-- start Listing --

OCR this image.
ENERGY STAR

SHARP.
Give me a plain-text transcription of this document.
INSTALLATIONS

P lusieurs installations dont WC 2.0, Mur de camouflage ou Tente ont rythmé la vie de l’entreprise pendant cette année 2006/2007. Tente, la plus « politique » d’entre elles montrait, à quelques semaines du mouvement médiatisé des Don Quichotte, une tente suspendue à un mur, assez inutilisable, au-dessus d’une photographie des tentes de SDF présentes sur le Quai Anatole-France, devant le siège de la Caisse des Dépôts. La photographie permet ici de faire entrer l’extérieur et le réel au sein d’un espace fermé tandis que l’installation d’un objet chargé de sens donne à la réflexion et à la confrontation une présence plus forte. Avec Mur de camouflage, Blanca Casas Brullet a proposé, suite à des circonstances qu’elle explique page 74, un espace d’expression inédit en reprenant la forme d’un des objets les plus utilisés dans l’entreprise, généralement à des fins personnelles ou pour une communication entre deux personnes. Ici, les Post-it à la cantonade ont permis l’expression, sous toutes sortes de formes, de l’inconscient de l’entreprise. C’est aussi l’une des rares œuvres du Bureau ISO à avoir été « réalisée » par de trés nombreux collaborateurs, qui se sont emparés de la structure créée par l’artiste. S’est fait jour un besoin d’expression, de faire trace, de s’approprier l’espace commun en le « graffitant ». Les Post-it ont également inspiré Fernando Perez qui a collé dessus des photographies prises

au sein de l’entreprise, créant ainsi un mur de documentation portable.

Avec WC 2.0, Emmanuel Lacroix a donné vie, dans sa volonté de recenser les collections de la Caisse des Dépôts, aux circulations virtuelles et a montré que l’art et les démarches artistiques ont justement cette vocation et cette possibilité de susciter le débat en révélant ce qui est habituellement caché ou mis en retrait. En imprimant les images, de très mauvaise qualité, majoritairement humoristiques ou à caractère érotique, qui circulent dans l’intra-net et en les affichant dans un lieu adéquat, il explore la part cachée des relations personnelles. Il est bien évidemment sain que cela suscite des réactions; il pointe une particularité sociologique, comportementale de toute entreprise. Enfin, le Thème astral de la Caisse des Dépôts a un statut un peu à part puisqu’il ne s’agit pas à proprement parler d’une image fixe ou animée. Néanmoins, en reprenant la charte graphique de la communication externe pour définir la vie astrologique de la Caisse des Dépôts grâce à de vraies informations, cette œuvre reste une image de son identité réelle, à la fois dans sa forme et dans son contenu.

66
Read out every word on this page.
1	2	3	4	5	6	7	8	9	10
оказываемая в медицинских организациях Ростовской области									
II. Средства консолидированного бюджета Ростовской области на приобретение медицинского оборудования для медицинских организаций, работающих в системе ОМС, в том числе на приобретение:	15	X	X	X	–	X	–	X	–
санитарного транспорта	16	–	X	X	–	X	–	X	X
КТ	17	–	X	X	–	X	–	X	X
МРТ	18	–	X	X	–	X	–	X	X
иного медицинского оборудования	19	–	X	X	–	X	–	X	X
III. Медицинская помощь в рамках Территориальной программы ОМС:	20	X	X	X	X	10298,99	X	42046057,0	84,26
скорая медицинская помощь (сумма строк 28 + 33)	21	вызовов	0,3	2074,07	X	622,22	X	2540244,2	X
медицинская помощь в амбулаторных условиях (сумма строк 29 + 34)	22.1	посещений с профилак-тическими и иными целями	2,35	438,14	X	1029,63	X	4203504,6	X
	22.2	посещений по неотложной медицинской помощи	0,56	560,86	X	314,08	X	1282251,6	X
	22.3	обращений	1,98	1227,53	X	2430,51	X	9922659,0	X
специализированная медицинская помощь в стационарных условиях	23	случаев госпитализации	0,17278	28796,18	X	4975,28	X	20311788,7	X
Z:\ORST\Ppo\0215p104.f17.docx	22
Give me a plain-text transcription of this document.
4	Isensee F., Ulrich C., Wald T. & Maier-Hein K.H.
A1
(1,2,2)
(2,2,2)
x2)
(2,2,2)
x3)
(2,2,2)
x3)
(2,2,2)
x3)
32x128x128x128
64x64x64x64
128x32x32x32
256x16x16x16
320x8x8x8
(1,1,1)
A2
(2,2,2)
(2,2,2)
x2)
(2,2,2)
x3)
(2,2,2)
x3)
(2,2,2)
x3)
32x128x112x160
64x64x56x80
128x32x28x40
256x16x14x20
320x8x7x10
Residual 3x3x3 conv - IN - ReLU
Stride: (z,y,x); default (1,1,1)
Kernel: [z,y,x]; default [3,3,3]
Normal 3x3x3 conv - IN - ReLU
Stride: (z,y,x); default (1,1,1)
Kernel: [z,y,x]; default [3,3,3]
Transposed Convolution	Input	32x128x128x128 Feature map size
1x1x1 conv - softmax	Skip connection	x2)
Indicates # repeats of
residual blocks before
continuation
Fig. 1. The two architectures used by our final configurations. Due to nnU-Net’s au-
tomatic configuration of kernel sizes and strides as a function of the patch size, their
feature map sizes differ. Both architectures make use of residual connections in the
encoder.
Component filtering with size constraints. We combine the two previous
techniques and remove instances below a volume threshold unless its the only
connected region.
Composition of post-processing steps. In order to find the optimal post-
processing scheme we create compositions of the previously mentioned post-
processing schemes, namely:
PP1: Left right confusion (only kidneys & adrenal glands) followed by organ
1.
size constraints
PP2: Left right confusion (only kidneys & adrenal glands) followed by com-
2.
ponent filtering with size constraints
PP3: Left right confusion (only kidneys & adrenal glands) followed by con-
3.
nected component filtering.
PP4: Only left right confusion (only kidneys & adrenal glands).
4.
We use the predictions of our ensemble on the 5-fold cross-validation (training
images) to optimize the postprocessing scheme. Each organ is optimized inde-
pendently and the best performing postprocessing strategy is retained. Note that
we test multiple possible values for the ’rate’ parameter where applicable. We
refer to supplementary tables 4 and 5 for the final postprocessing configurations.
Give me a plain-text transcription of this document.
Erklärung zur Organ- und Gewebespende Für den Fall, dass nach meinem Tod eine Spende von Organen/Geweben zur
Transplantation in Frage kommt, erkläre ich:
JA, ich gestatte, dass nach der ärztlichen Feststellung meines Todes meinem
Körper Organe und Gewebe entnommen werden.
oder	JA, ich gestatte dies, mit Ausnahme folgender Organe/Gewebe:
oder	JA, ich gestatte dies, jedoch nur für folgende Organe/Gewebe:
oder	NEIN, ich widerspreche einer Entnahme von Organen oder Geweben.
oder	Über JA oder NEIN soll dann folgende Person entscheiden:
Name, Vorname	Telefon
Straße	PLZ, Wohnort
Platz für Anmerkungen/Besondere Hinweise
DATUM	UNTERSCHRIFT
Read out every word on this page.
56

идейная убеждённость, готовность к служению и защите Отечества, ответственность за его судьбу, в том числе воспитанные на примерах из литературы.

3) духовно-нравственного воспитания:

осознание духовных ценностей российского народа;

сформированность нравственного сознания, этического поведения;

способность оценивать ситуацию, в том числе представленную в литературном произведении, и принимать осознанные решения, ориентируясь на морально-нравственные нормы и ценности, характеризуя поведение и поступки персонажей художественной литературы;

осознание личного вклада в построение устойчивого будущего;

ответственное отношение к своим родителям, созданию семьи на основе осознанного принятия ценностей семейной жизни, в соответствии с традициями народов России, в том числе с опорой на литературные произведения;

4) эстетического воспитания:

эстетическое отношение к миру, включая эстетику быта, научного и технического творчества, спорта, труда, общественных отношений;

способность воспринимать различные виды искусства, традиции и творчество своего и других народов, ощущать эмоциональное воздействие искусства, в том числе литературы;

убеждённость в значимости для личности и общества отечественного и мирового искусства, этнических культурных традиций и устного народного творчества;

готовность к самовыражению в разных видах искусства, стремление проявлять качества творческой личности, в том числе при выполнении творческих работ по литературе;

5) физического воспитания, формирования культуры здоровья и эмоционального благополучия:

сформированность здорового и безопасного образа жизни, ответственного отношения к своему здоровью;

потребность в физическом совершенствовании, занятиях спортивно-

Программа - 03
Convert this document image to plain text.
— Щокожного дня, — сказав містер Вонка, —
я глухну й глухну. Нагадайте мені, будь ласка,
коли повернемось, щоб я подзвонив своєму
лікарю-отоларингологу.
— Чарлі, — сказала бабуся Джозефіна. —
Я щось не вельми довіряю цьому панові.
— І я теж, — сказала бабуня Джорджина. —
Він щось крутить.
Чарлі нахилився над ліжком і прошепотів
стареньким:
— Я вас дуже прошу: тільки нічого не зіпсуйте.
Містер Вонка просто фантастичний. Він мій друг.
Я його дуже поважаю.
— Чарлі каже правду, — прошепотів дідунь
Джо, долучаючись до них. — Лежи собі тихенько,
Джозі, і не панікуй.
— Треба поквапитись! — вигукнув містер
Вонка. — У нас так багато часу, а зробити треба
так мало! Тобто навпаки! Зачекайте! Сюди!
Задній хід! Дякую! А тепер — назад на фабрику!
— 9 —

-- end Listing --

Problem to solve
Take every line from the records above that has the word "gestatte" and copy it.

Exercise result
JA, ich gestatte, dass nach der ärztlichen Feststellung meines Todes meinem
oder	JA, ich gestatte dies, mit Ausnahme folgender Organe/Gewebe:
oder	JA, ich gestatte dies, jedoch nur für folgende Organe/Gewebe:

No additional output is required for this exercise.